>> start INFORMATION GIVEN
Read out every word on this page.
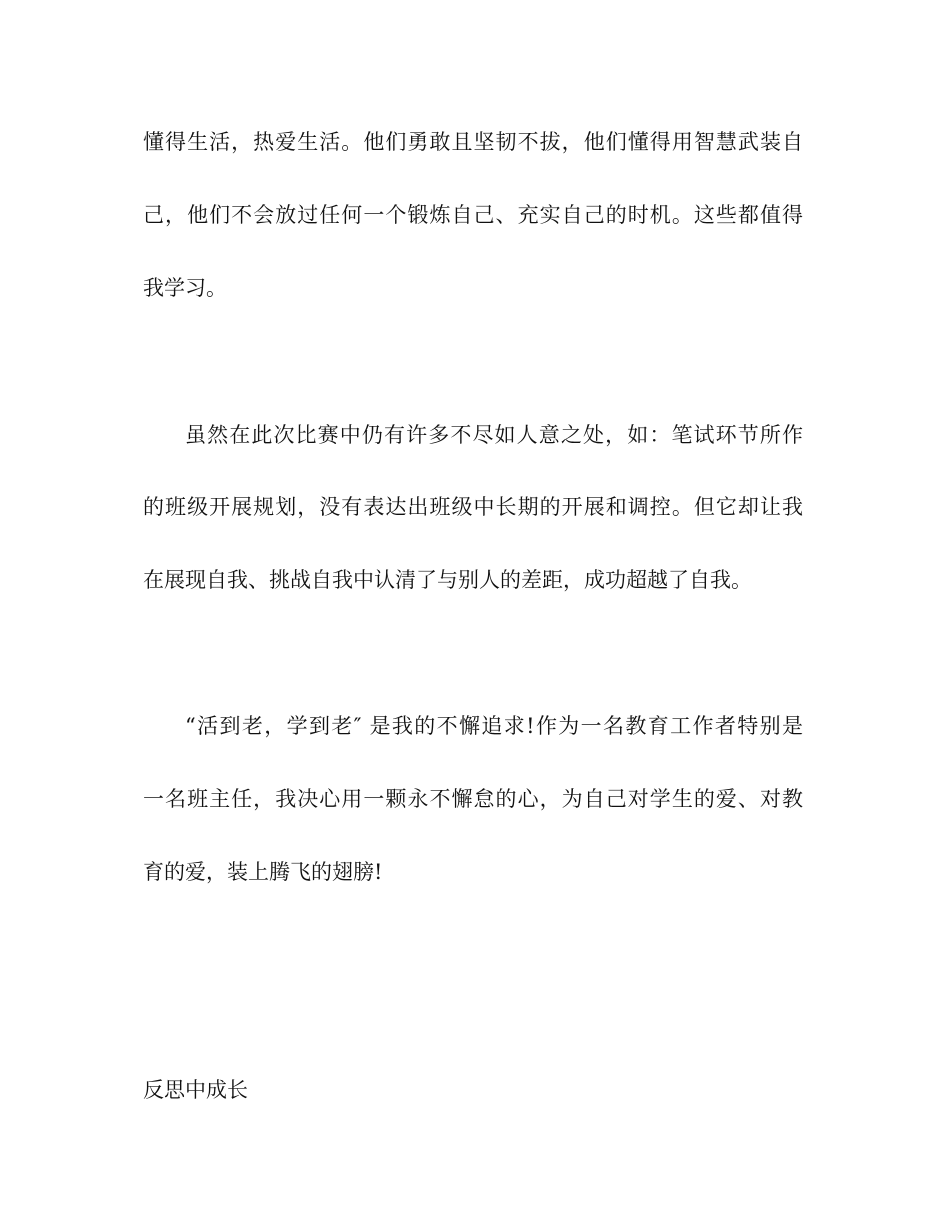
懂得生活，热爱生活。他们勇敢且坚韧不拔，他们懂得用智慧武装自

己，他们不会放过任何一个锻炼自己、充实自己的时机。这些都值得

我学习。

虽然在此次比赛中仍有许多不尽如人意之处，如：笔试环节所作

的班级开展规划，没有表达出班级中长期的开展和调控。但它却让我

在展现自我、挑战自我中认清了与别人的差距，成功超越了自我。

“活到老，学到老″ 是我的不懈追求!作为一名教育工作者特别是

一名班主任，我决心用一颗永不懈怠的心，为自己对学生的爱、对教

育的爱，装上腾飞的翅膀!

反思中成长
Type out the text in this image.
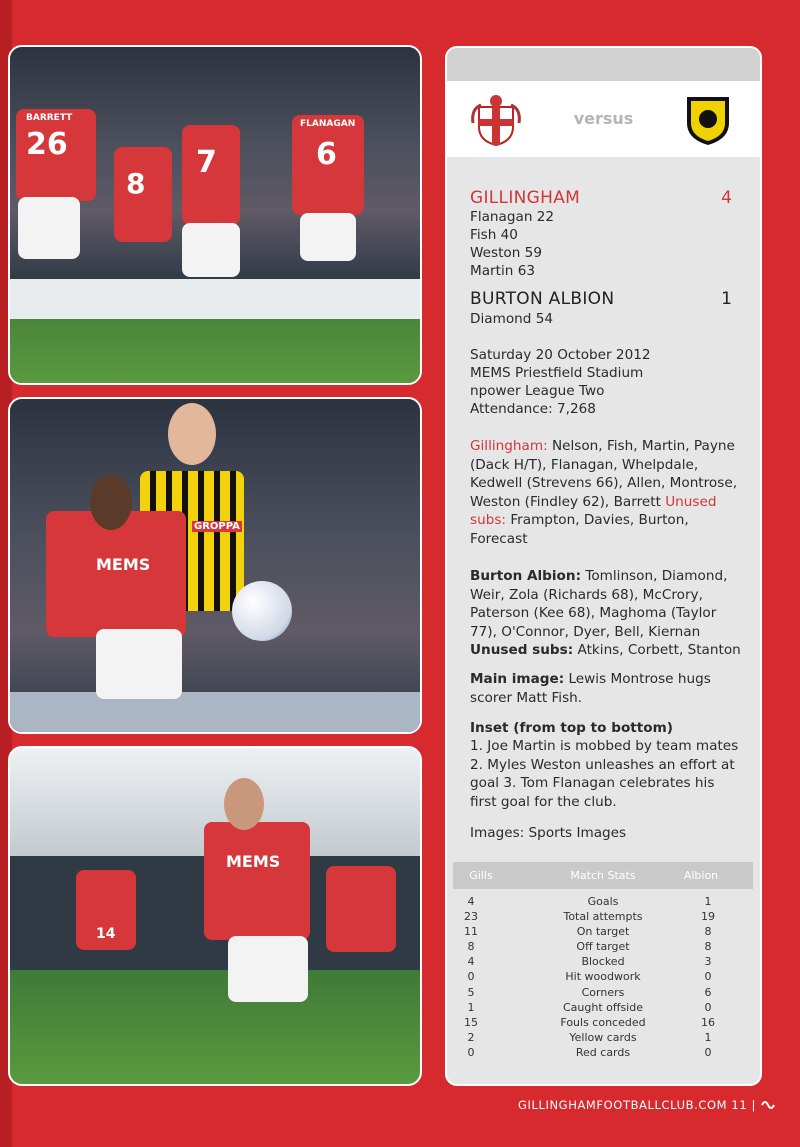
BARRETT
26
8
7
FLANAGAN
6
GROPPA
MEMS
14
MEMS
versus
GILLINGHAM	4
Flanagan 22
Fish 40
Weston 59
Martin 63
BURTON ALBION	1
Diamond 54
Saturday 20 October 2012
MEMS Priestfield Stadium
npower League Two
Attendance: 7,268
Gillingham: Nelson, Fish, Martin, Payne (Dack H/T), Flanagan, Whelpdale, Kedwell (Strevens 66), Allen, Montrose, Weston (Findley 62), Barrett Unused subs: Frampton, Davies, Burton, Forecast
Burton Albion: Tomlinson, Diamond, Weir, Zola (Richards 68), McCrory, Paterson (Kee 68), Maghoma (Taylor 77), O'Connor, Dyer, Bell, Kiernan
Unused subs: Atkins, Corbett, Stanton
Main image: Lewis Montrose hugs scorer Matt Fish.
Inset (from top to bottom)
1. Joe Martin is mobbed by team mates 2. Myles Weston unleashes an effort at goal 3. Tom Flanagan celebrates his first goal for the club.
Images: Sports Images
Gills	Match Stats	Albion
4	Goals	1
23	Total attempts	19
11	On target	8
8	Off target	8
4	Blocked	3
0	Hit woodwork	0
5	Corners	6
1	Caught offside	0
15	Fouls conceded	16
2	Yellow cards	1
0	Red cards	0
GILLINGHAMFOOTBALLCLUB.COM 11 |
>> end INFORMATION GIVEN
__TASK INSTRUCTIONS__: Gather all the lines that include the word "subs" and copy them out.

__COMPLETE ANSWER__:
Gillingham: Nelson, Fish, Martin, Payne (Dack H/T), Flanagan, Whelpdale, Kedwell (Strevens 66), Allen, Montrose, Weston (Findley 62), Barrett Unused subs: Frampton, Davies, Burton, Forecast
Unused subs: Atkins, Corbett, Stanton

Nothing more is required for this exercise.